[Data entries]
—————
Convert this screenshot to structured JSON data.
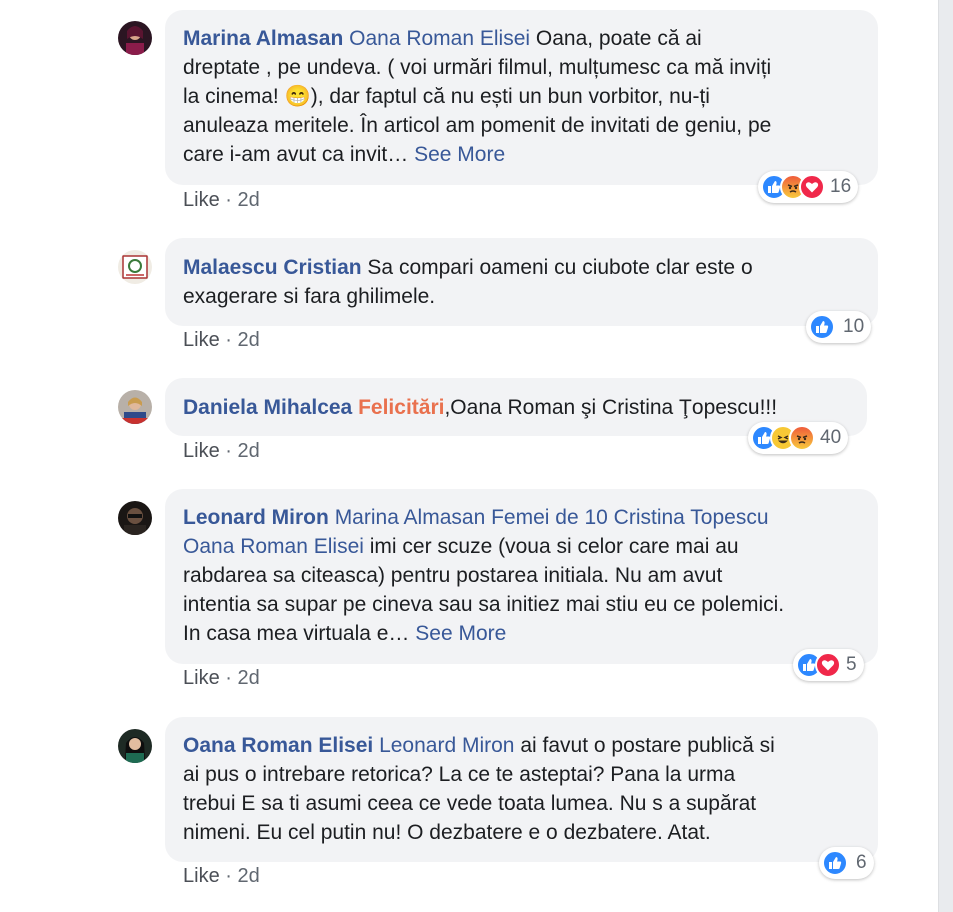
{
  "comments": [
    {
      "author": "Marina Almasan",
      "tags": "Oana Roman Elisei",
      "text_lines": [
        "Oana, poate că ai",
        "dreptate , pe undeva. ( voi urmări filmul, mulțumesc ca mă inviți",
        "la cinema!",
        "), dar faptul că nu ești un bun vorbitor, nu-ți",
        "anuleaza meritele. În articol am pomenit de invitati de geniu, pe",
        "care i-am avut ca invit…"
      ],
      "emoji": "😁",
      "see_more": "See More",
      "like": "Like",
      "sep": "·",
      "time": "2d",
      "reactions": [
        "like",
        "angry",
        "love"
      ],
      "count": "16"
    },
    {
      "author": "Malaescu Cristian",
      "text_lines": [
        "Sa compari oameni cu ciubote clar este o",
        "exagerare si fara ghilimele."
      ],
      "like": "Like",
      "sep": "·",
      "time": "2d",
      "reactions": [
        "like"
      ],
      "count": "10"
    },
    {
      "author": "Daniela Mihalcea",
      "highlight": "Felicitări",
      "text": ",Oana Roman şi Cristina Ţopescu!!!",
      "like": "Like",
      "sep": "·",
      "time": "2d",
      "reactions": [
        "like",
        "haha",
        "angry"
      ],
      "count": "40"
    },
    {
      "author": "Leonard Miron",
      "tags_line1": "Marina Almasan Femei de 10 Cristina Topescu",
      "tags_line2": "Oana Roman Elisei",
      "text_lines": [
        "imi cer scuze (voua si celor care mai au",
        "rabdarea sa citeasca) pentru postarea initiala. Nu am avut",
        "intentia sa supar pe cineva sau sa initiez mai stiu eu ce polemici.",
        "In casa mea virtuala e…"
      ],
      "see_more": "See More",
      "like": "Like",
      "sep": "·",
      "time": "2d",
      "reactions": [
        "like",
        "love"
      ],
      "count": "5"
    },
    {
      "author": "Oana Roman Elisei",
      "tags": "Leonard Miron",
      "text_lines": [
        "ai favut o postare publică si",
        "ai pus o intrebare retorica? La ce te asteptai? Pana la urma",
        "trebui E sa ti asumi ceea ce vede toata lumea. Nu s a supărat",
        "nimeni. Eu cel putin nu! O dezbatere e o dezbatere. Atat."
      ],
      "like": "Like",
      "sep": "·",
      "time": "2d",
      "reactions": [
        "like"
      ],
      "count": "6"
    }
  ],
  "colors": {
    "author": "#385898",
    "highlight": "#e9714e",
    "bubble": "#f2f3f5",
    "like_blue": "#2d88ff",
    "love_red": "#f0284a"
  }
}
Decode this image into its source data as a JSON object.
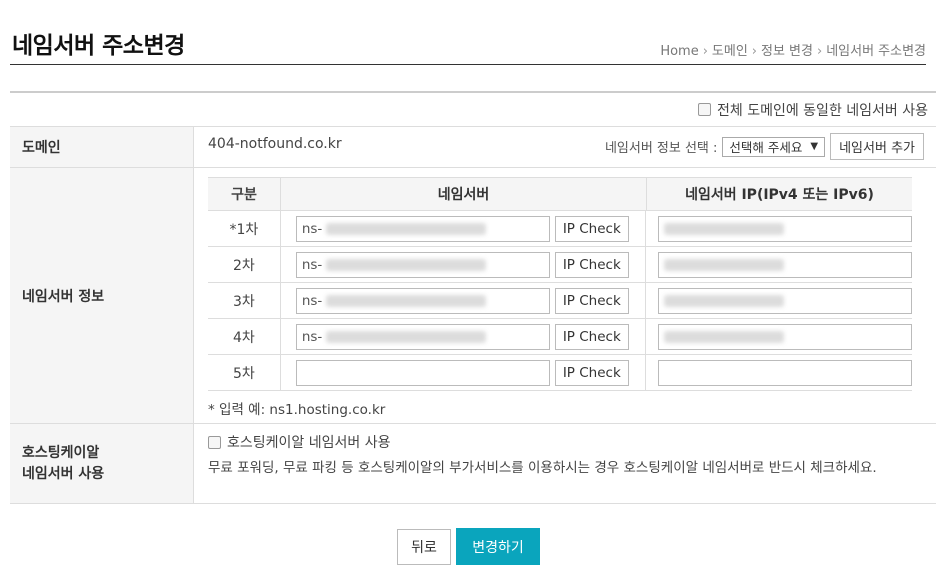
{
  "page": {
    "title": "네임서버 주소변경",
    "breadcrumb": [
      "Home",
      "도메인",
      "정보 변경",
      "네임서버 주소변경"
    ]
  },
  "apply_all": {
    "label": "전체 도메인에 동일한 네임서버 사용",
    "checked": false
  },
  "domain_row": {
    "label": "도메인",
    "value": "404-notfound.co.kr",
    "ns_info_select_label": "네임서버 정보 선택 :",
    "select_value": "선택해 주세요",
    "add_ns_button": "네임서버 추가"
  },
  "ns_info": {
    "label": "네임서버 정보",
    "columns": [
      "구분",
      "네임서버",
      "네임서버 IP(IPv4 또는 IPv6)"
    ],
    "rows": [
      {
        "order": "*1차",
        "ns_prefix": "ns-",
        "ip_check": "IP Check",
        "blurred": true
      },
      {
        "order": "2차",
        "ns_prefix": "ns-",
        "ip_check": "IP Check",
        "blurred": true
      },
      {
        "order": "3차",
        "ns_prefix": "ns-",
        "ip_check": "IP Check",
        "blurred": true
      },
      {
        "order": "4차",
        "ns_prefix": "ns-",
        "ip_check": "IP Check",
        "blurred": true
      },
      {
        "order": "5차",
        "ns_prefix": "",
        "ip_check": "IP Check",
        "blurred": false
      }
    ],
    "example_note": "* 입력 예: ns1.hosting.co.kr"
  },
  "hosting": {
    "label_line1": "호스팅케이알",
    "label_line2": "네임서버 사용",
    "checkbox_label": "호스팅케이알 네임서버 사용",
    "checked": false,
    "description": "무료 포워딩, 무료 파킹 등 호스팅케이알의 부가서비스를 이용하시는 경우 호스팅케이알 네임서버로 반드시 체크하세요."
  },
  "actions": {
    "back": "뒤로",
    "submit": "변경하기"
  },
  "colors": {
    "accent": "#0aa5bd",
    "header_bg": "#f5f5f5"
  },
  "icons": {
    "select_arrow": "triangle-down-icon",
    "breadcrumb_sep": "chevron-right-icon"
  }
}
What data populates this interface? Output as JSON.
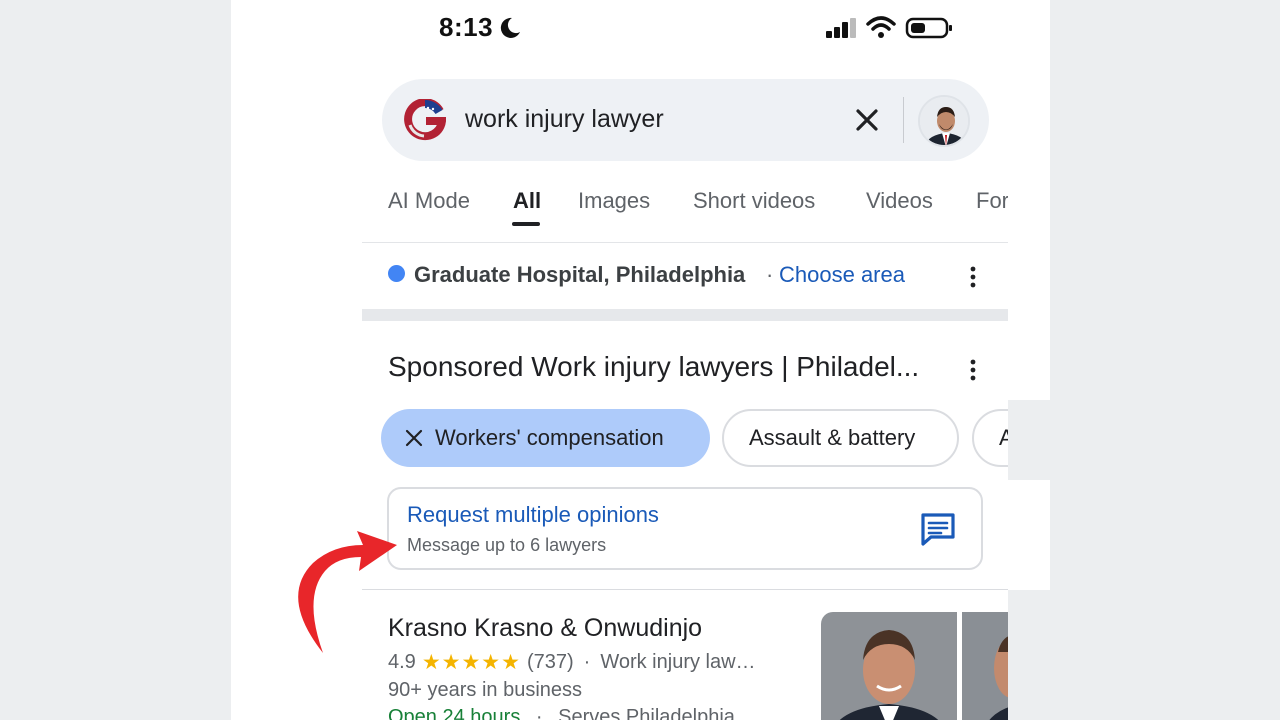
{
  "status_bar": {
    "time": "8:13"
  },
  "search": {
    "query": "work injury lawyer"
  },
  "tabs": [
    {
      "label": "AI Mode",
      "active": false
    },
    {
      "label": "All",
      "active": true
    },
    {
      "label": "Images",
      "active": false
    },
    {
      "label": "Short videos",
      "active": false
    },
    {
      "label": "Videos",
      "active": false
    },
    {
      "label": "For",
      "active": false
    }
  ],
  "location": {
    "place": "Graduate Hospital, Philadelphia",
    "separator": "·",
    "link": "Choose area"
  },
  "sponsored": {
    "title": "Sponsored Work injury lawyers | Philadel..."
  },
  "chips": [
    {
      "label": "Workers' compensation",
      "selected": true
    },
    {
      "label": "Assault & battery",
      "selected": false
    },
    {
      "label": "A",
      "selected": false
    }
  ],
  "request": {
    "title": "Request multiple opinions",
    "subtitle": "Message up to 6 lawyers"
  },
  "listing": {
    "name": "Krasno Krasno & Onwudinjo",
    "rating": "4.9",
    "stars": "★★★★★",
    "reviews": "(737)",
    "separator": "·",
    "category": "Work injury law…",
    "years": "90+ years in business",
    "open": "Open 24 hours",
    "serves": "Serves Philadelphia"
  },
  "colors": {
    "accent_blue": "#1a5ab8",
    "chip_selected": "#aecbfa",
    "star": "#f4b400",
    "arrow": "#e8262a"
  }
}
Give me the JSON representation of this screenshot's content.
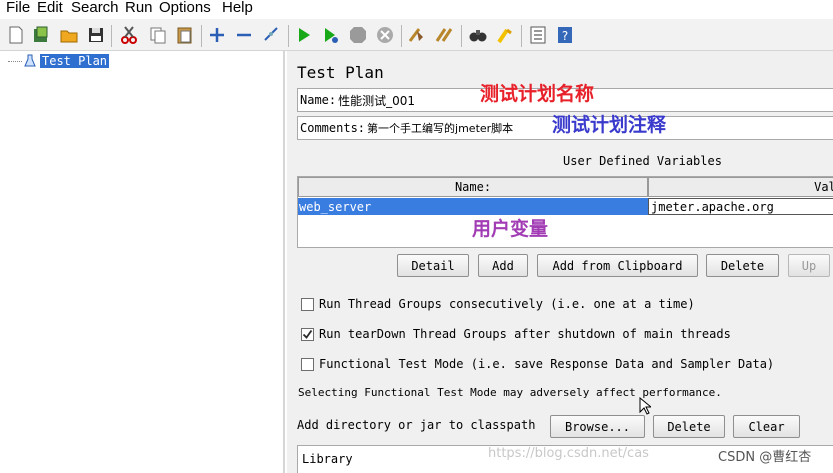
{
  "menu": [
    "File",
    "Edit",
    "Search",
    "Run",
    "Options",
    "Help"
  ],
  "toolbar": {
    "icons": [
      "new-icon",
      "templates-icon",
      "open-icon",
      "save-icon",
      "cut-icon",
      "copy-icon",
      "paste-icon",
      "expand-icon",
      "collapse-icon",
      "toggle-icon",
      "start-icon",
      "start-no-pauses-icon",
      "stop-icon",
      "shutdown-icon",
      "clear-icon",
      "clear-all-icon",
      "search-icon",
      "reset-search-icon",
      "function-helper-icon",
      "help-icon"
    ],
    "colors": {
      "start": "#18a818",
      "stop": "#9a9a9a"
    }
  },
  "tree": {
    "root_label": "Test Plan",
    "selected_color": "#2f6fcf"
  },
  "panel": {
    "title": "Test Plan",
    "name_label": "Name:",
    "name_value": "性能测试_001",
    "comments_label": "Comments:",
    "comments_value": "第一个手工编写的jmeter脚本",
    "udv_title": "User Defined Variables",
    "table": {
      "headers": [
        "Name:",
        "Valu"
      ],
      "rows": [
        {
          "name": "web_server",
          "value": "jmeter.apache.org"
        }
      ]
    },
    "buttons": {
      "detail": "Detail",
      "add": "Add",
      "add_clipboard": "Add from Clipboard",
      "delete": "Delete",
      "up": "Up"
    },
    "checkboxes": [
      {
        "label": "Run Thread Groups consecutively (i.e. one at a time)",
        "checked": false
      },
      {
        "label": "Run tearDown Thread Groups after shutdown of main threads",
        "checked": true
      },
      {
        "label": "Functional Test Mode (i.e. save Response Data and Sampler Data)",
        "checked": false
      }
    ],
    "note": "Selecting Functional Test Mode may adversely affect performance.",
    "classpath_label": "Add directory or jar to classpath",
    "classpath_buttons": {
      "browse": "Browse...",
      "delete": "Delete",
      "clear": "Clear"
    },
    "library_header": "Library"
  },
  "annotations": {
    "name_note": "测试计划名称",
    "comment_note": "测试计划注释",
    "var_note": "用户变量",
    "colors": {
      "red": "#e8202a",
      "blue": "#3a3acd",
      "purple": "#a23cb4"
    }
  },
  "watermark": {
    "url": "https://blog.csdn.net/cas",
    "author": "CSDN @曹红杏"
  }
}
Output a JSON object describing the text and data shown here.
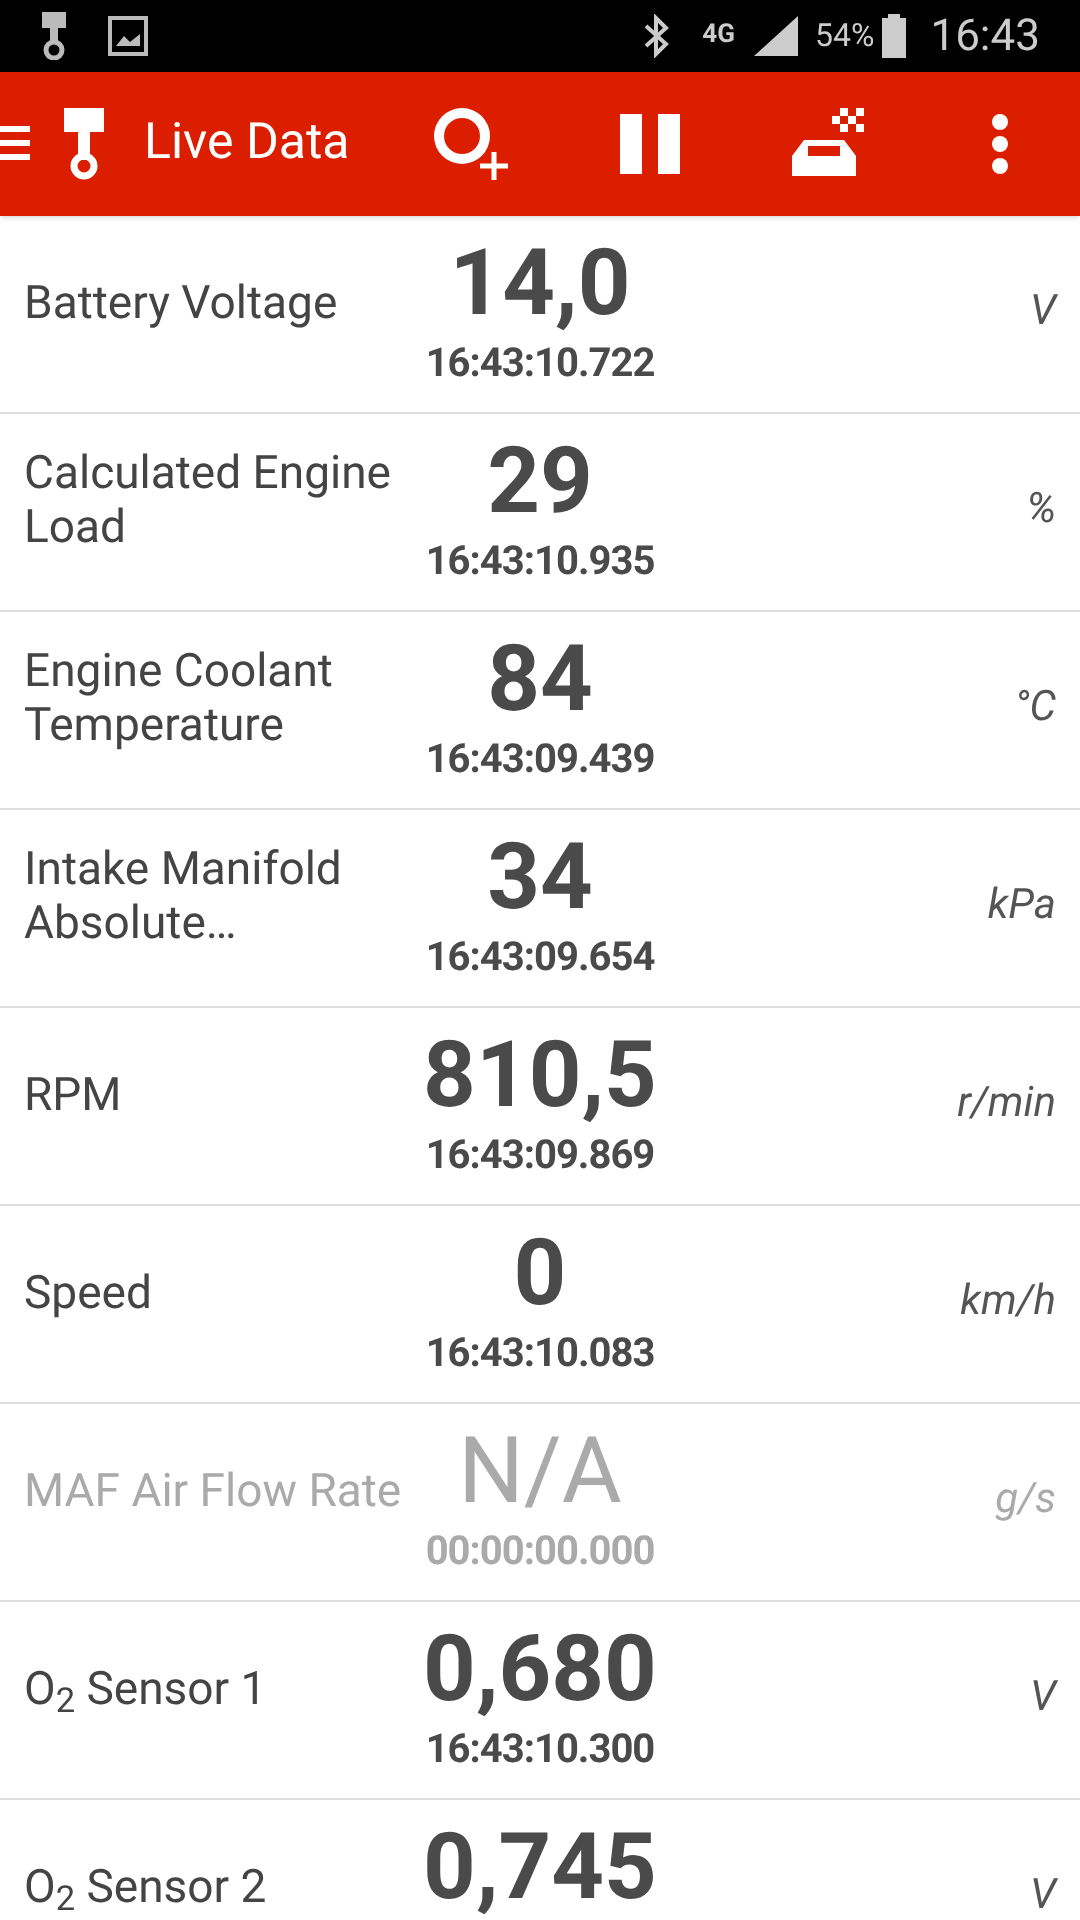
{
  "status_bar": {
    "network": "4G",
    "battery": "54%",
    "time": "16:43"
  },
  "app_bar": {
    "title": "Live Data"
  },
  "rows": [
    {
      "label": "Battery Voltage",
      "value": "14,0",
      "unit": "V",
      "timestamp": "16:43:10.722",
      "disabled": false
    },
    {
      "label": "Calculated Engine Load",
      "value": "29",
      "unit": "%",
      "timestamp": "16:43:10.935",
      "disabled": false
    },
    {
      "label": "Engine Coolant Temperature",
      "value": "84",
      "unit": "°C",
      "timestamp": "16:43:09.439",
      "disabled": false
    },
    {
      "label": "Intake Manifold Absolute…",
      "value": "34",
      "unit": "kPa",
      "timestamp": "16:43:09.654",
      "disabled": false
    },
    {
      "label": "RPM",
      "value": "810,5",
      "unit": "r/min",
      "timestamp": "16:43:09.869",
      "disabled": false
    },
    {
      "label": "Speed",
      "value": "0",
      "unit": "km/h",
      "timestamp": "16:43:10.083",
      "disabled": false
    },
    {
      "label": "MAF Air Flow Rate",
      "value": "N/A",
      "unit": "g/s",
      "timestamp": "00:00:00.000",
      "disabled": true
    },
    {
      "label": "O$_{2}$ Sensor 1",
      "value": "0,680",
      "unit": "V",
      "timestamp": "16:43:10.300",
      "disabled": false
    },
    {
      "label": "O$_{2}$ Sensor 2",
      "value": "0,745",
      "unit": "V",
      "disabled": false
    }
  ]
}
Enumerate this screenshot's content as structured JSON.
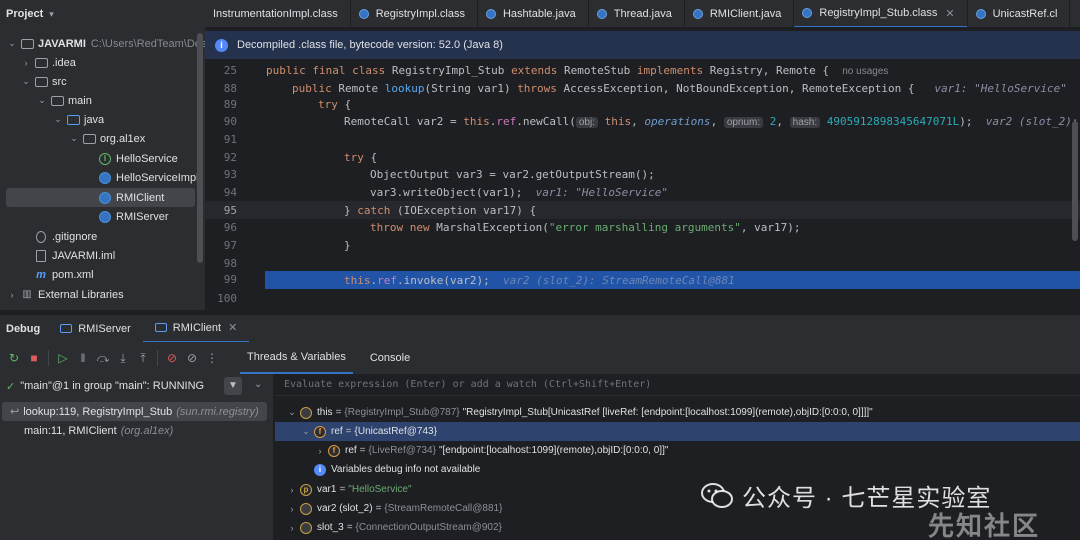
—————
* _Written exercise_:
Identify every line holding the word "lawyers" and copy it out.

* _Solution for this exercise_:
    "title": "Sponsored Work injury lawyers | Philadel..."
    "subtitle": "Message up to 6 lawyers"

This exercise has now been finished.